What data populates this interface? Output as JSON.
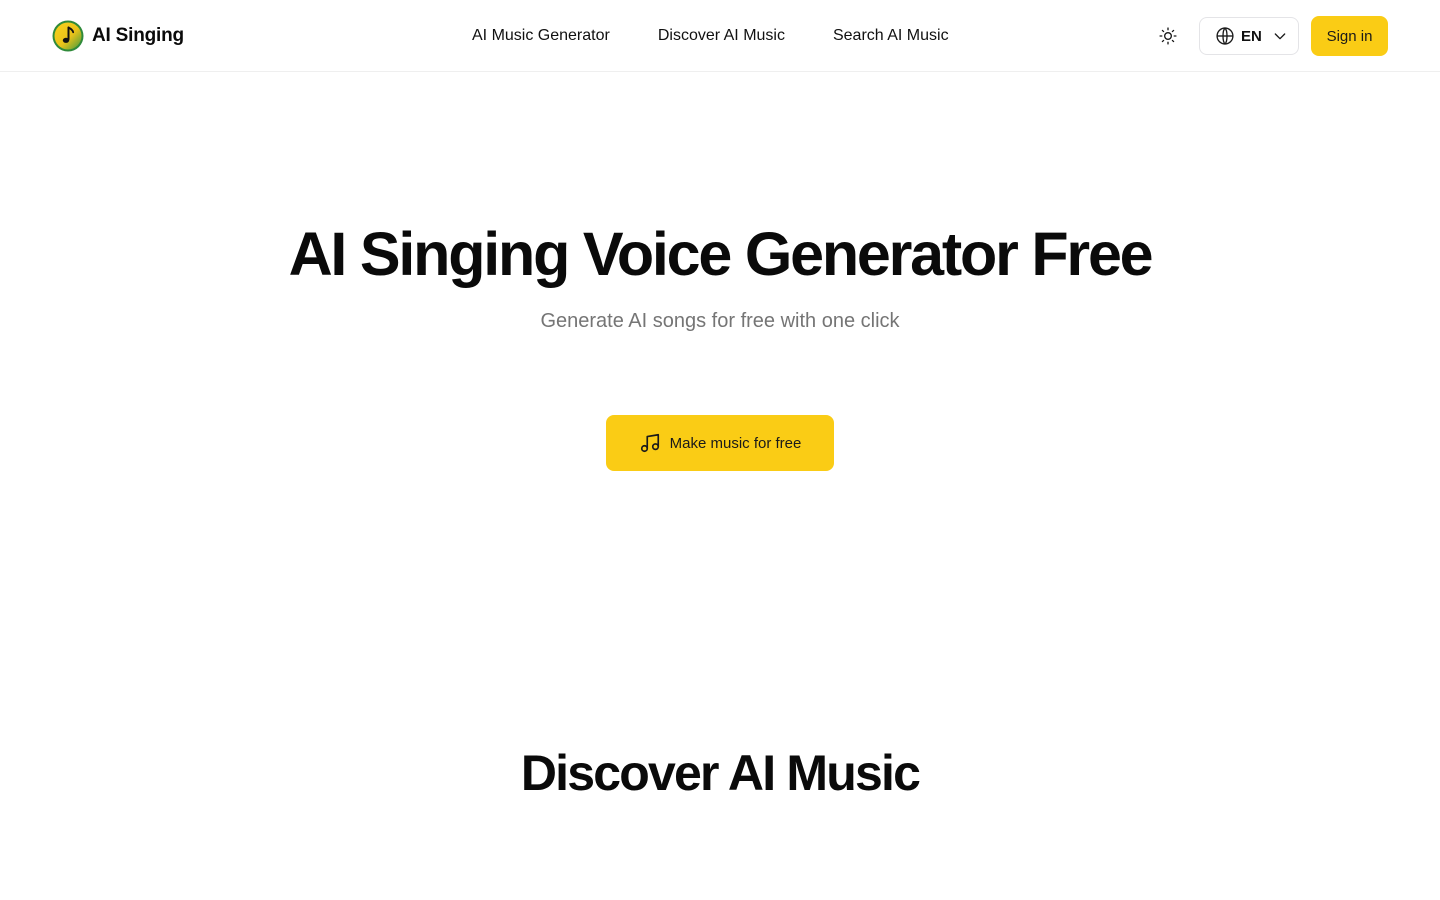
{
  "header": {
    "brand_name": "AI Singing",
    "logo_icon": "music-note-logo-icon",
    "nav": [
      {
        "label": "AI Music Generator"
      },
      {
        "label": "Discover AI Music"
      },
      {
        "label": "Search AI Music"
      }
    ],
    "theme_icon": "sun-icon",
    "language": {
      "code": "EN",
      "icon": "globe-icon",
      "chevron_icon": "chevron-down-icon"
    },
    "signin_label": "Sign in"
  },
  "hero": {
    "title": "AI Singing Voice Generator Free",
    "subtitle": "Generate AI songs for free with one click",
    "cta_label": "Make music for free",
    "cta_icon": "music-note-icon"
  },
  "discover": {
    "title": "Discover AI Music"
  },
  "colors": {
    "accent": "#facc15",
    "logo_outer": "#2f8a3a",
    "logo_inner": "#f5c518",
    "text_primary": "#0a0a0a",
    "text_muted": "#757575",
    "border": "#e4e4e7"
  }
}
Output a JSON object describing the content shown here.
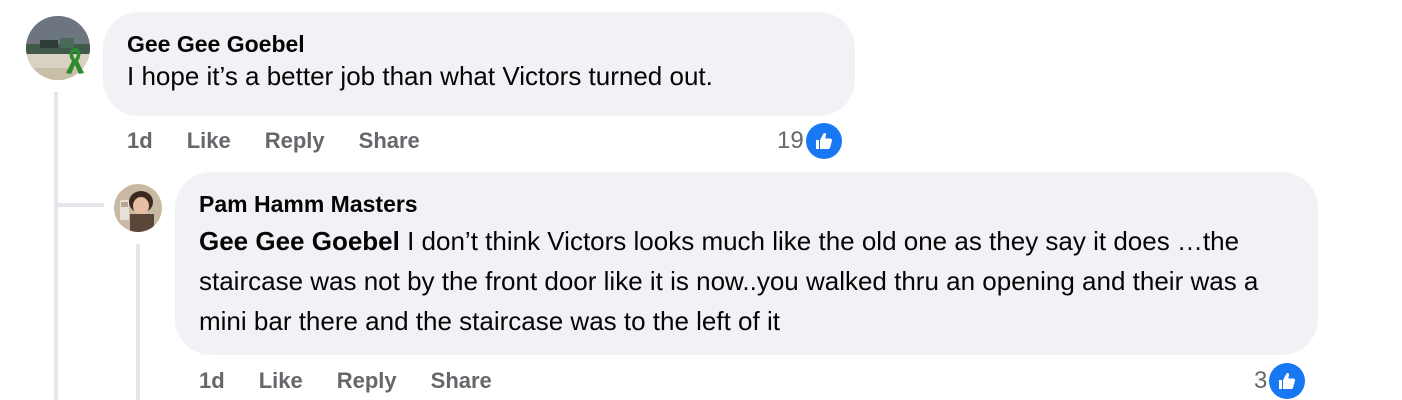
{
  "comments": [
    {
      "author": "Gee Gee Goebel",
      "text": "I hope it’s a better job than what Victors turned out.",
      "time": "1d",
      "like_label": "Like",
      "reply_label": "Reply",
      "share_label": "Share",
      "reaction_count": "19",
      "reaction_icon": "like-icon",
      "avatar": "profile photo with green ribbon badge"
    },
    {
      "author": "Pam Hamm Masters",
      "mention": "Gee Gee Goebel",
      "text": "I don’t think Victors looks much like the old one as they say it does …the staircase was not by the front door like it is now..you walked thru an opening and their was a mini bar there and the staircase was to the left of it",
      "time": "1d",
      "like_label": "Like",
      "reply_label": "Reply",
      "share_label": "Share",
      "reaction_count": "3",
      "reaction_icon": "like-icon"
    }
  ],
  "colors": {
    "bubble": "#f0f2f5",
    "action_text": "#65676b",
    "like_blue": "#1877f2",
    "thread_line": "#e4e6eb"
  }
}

● ● ● ●

▶ [Challenge]: Every record above must be given again exactly; drop the pictures.

▶ [Solution to the exercise]:
What data populates this interface? Output as JSON.
{
  "header": {
    "brand_name": "AI Singing",
    "logo_icon": "music-note-logo-icon",
    "nav": [
      {
        "label": "AI Music Generator"
      },
      {
        "label": "Discover AI Music"
      },
      {
        "label": "Search AI Music"
      }
    ],
    "theme_icon": "sun-icon",
    "language": {
      "code": "EN",
      "icon": "globe-icon",
      "chevron_icon": "chevron-down-icon"
    },
    "signin_label": "Sign in"
  },
  "hero": {
    "title": "AI Singing Voice Generator Free",
    "subtitle": "Generate AI songs for free with one click",
    "cta_label": "Make music for free",
    "cta_icon": "music-note-icon"
  },
  "discover": {
    "title": "Discover AI Music"
  },
  "colors": {
    "accent": "#facc15",
    "logo_outer": "#2f8a3a",
    "logo_inner": "#f5c518",
    "text_primary": "#0a0a0a",
    "text_muted": "#757575",
    "border": "#e4e4e7"
  }
}
Output a JSON object describing the content shown here.
{
  "comments": [
    {
      "author": "Gee Gee Goebel",
      "text": "I hope it’s a better job than what Victors turned out.",
      "time": "1d",
      "like_label": "Like",
      "reply_label": "Reply",
      "share_label": "Share",
      "reaction_count": "19",
      "reaction_icon": "like-icon",
      "avatar": "profile photo with green ribbon badge"
    },
    {
      "author": "Pam Hamm Masters",
      "mention": "Gee Gee Goebel",
      "text": "I don’t think Victors looks much like the old one as they say it does …the staircase was not by the front door like it is now..you walked thru an opening and their was a mini bar there and the staircase was to the left of it",
      "time": "1d",
      "like_label": "Like",
      "reply_label": "Reply",
      "share_label": "Share",
      "reaction_count": "3",
      "reaction_icon": "like-icon"
    }
  ],
  "colors": {
    "bubble": "#f0f2f5",
    "action_text": "#65676b",
    "like_blue": "#1877f2",
    "thread_line": "#e4e6eb"
  }
}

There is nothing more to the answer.